## Do this
Reproduce every line of the data below, word for word and with nothing altered.

:::

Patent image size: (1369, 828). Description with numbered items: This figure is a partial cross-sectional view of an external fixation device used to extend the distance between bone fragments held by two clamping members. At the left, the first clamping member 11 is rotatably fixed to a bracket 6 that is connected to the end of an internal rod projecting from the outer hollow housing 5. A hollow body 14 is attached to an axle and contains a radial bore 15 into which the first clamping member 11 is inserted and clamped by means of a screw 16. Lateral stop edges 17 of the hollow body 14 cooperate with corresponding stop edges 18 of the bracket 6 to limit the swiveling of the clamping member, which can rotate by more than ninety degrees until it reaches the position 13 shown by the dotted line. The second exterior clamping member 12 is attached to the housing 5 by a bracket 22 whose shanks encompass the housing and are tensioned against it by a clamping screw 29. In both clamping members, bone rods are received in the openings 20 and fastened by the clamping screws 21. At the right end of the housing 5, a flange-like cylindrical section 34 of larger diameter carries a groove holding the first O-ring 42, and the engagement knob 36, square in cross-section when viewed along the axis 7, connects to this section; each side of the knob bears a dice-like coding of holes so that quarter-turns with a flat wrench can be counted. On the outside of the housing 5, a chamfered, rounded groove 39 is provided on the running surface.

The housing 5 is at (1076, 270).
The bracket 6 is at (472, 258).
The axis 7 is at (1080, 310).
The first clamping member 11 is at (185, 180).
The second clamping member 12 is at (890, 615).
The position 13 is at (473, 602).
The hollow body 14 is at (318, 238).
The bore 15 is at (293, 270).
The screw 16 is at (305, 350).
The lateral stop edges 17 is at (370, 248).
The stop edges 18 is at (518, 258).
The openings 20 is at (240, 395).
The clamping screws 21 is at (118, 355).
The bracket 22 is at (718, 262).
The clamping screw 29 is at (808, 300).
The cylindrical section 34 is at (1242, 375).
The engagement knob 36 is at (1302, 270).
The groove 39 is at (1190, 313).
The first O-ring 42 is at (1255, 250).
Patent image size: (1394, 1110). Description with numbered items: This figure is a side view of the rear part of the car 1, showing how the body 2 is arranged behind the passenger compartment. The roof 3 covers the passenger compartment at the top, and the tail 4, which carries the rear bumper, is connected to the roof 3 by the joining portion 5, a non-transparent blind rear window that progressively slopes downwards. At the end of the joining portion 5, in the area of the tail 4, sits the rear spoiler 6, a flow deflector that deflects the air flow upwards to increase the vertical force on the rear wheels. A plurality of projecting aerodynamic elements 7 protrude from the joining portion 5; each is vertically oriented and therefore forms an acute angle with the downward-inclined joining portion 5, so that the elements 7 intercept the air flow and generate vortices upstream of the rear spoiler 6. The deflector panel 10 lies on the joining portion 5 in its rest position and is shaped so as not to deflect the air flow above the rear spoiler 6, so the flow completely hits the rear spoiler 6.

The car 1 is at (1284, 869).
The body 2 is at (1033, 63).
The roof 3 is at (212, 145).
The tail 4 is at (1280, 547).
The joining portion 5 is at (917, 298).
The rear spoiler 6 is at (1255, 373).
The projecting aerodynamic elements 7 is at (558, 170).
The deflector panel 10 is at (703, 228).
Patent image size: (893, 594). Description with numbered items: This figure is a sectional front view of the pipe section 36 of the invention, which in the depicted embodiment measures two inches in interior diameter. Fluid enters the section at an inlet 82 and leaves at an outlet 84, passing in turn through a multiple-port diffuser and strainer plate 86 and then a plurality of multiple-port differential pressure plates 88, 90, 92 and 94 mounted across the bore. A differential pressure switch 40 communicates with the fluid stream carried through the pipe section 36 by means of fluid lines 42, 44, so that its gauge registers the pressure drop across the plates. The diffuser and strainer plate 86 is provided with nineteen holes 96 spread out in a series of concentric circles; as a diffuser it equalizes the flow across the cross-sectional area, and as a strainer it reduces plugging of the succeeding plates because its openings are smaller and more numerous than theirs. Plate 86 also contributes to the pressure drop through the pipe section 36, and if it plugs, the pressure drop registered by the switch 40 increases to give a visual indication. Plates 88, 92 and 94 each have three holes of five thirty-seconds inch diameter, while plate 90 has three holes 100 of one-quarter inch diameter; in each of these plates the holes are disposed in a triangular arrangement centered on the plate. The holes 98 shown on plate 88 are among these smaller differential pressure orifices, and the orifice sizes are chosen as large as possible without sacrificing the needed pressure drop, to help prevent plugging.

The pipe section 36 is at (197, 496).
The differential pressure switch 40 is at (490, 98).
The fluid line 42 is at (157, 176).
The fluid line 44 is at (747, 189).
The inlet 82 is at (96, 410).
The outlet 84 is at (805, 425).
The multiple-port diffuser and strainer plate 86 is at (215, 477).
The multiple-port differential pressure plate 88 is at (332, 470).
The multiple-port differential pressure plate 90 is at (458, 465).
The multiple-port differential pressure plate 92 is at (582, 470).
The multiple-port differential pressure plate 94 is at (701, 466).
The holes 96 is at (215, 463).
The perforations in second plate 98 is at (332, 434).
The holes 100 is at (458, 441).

:::

## Completed exercise
Patent image size: (1369, 828). Description with numbered items: This figure is a partial cross-sectional view of an external fixation device used to extend the distance between bone fragments held by two clamping members. At the left, the first clamping member 11 is rotatably fixed to a bracket 6 that is connected to the end of an internal rod projecting from the outer hollow housing 5. A hollow body 14 is attached to an axle and contains a radial bore 15 into which the first clamping member 11 is inserted and clamped by means of a screw 16. Lateral stop edges 17 of the hollow body 14 cooperate with corresponding stop edges 18 of the bracket 6 to limit the swiveling of the clamping member, which can rotate by more than ninety degrees until it reaches the position 13 shown by the dotted line. The second exterior clamping member 12 is attached to the housing 5 by a bracket 22 whose shanks encompass the housing and are tensioned against it by a clamping screw 29. In both clamping members, bone rods are received in the openings 20 and fastened by the clamping screws 21. At the right end of the housing 5, a flange-like cylindrical section 34 of larger diameter carries a groove holding the first O-ring 42, and the engagement knob 36, square in cross-section when viewed along the axis 7, connects to this section; each side of the knob bears a dice-like coding of holes so that quarter-turns with a flat wrench can be counted. On the outside of the housing 5, a chamfered, rounded groove 39 is provided on the running surface.

The housing 5 is at (1076, 270).
The bracket 6 is at (472, 258).
The axis 7 is at (1080, 310).
The first clamping member 11 is at (185, 180).
The second clamping member 12 is at (890, 615).
The position 13 is at (473, 602).
The hollow body 14 is at (318, 238).
The bore 15 is at (293, 270).
The screw 16 is at (305, 350).
The lateral stop edges 17 is at (370, 248).
The stop edges 18 is at (518, 258).
The openings 20 is at (240, 395).
The clamping screws 21 is at (118, 355).
The bracket 22 is at (718, 262).
The clamping screw 29 is at (808, 300).
The cylindrical section 34 is at (1242, 375).
The engagement knob 36 is at (1302, 270).
The groove 39 is at (1190, 313).
The first O-ring 42 is at (1255, 250).
Patent image size: (1394, 1110). Description with numbered items: This figure is a side view of the rear part of the car 1, showing how the body 2 is arranged behind the passenger compartment. The roof 3 covers the passenger compartment at the top, and the tail 4, which carries the rear bumper, is connected to the roof 3 by the joining portion 5, a non-transparent blind rear window that progressively slopes downwards. At the end of the joining portion 5, in the area of the tail 4, sits the rear spoiler 6, a flow deflector that deflects the air flow upwards to increase the vertical force on the rear wheels. A plurality of projecting aerodynamic elements 7 protrude from the joining portion 5; each is vertically oriented and therefore forms an acute angle with the downward-inclined joining portion 5, so that the elements 7 intercept the air flow and generate vortices upstream of the rear spoiler 6. The deflector panel 10 lies on the joining portion 5 in its rest position and is shaped so as not to deflect the air flow above the rear spoiler 6, so the flow completely hits the rear spoiler 6.

The car 1 is at (1284, 869).
The body 2 is at (1033, 63).
The roof 3 is at (212, 145).
The tail 4 is at (1280, 547).
The joining portion 5 is at (917, 298).
The rear spoiler 6 is at (1255, 373).
The projecting aerodynamic elements 7 is at (558, 170).
The deflector panel 10 is at (703, 228).
Patent image size: (893, 594). Description with numbered items: This figure is a sectional front view of the pipe section 36 of the invention, which in the depicted embodiment measures two inches in interior diameter. Fluid enters the section at an inlet 82 and leaves at an outlet 84, passing in turn through a multiple-port diffuser and strainer plate 86 and then a plurality of multiple-port differential pressure plates 88, 90, 92 and 94 mounted across the bore. A differential pressure switch 40 communicates with the fluid stream carried through the pipe section 36 by means of fluid lines 42, 44, so that its gauge registers the pressure drop across the plates. The diffuser and strainer plate 86 is provided with nineteen holes 96 spread out in a series of concentric circles; as a diffuser it equalizes the flow across the cross-sectional area, and as a strainer it reduces plugging of the succeeding plates because its openings are smaller and more numerous than theirs. Plate 86 also contributes to the pressure drop through the pipe section 36, and if it plugs, the pressure drop registered by the switch 40 increases to give a visual indication. Plates 88, 92 and 94 each have three holes of five thirty-seconds inch diameter, while plate 90 has three holes 100 of one-quarter inch diameter; in each of these plates the holes are disposed in a triangular arrangement centered on the plate. The holes 98 shown on plate 88 are among these smaller differential pressure orifices, and the orifice sizes are chosen as large as possible without sacrificing the needed pressure drop, to help prevent plugging.

The pipe section 36 is at (197, 496).
The differential pressure switch 40 is at (490, 98).
The fluid line 42 is at (157, 176).
The fluid line 44 is at (747, 189).
The inlet 82 is at (96, 410).
The outlet 84 is at (805, 425).
The multiple-port diffuser and strainer plate 86 is at (215, 477).
The multiple-port differential pressure plate 88 is at (332, 470).
The multiple-port differential pressure plate 90 is at (458, 465).
The multiple-port differential pressure plate 92 is at (582, 470).
The multiple-port differential pressure plate 94 is at (701, 466).
The holes 96 is at (215, 463).
The perforations in second plate 98 is at (332, 434).
The holes 100 is at (458, 441).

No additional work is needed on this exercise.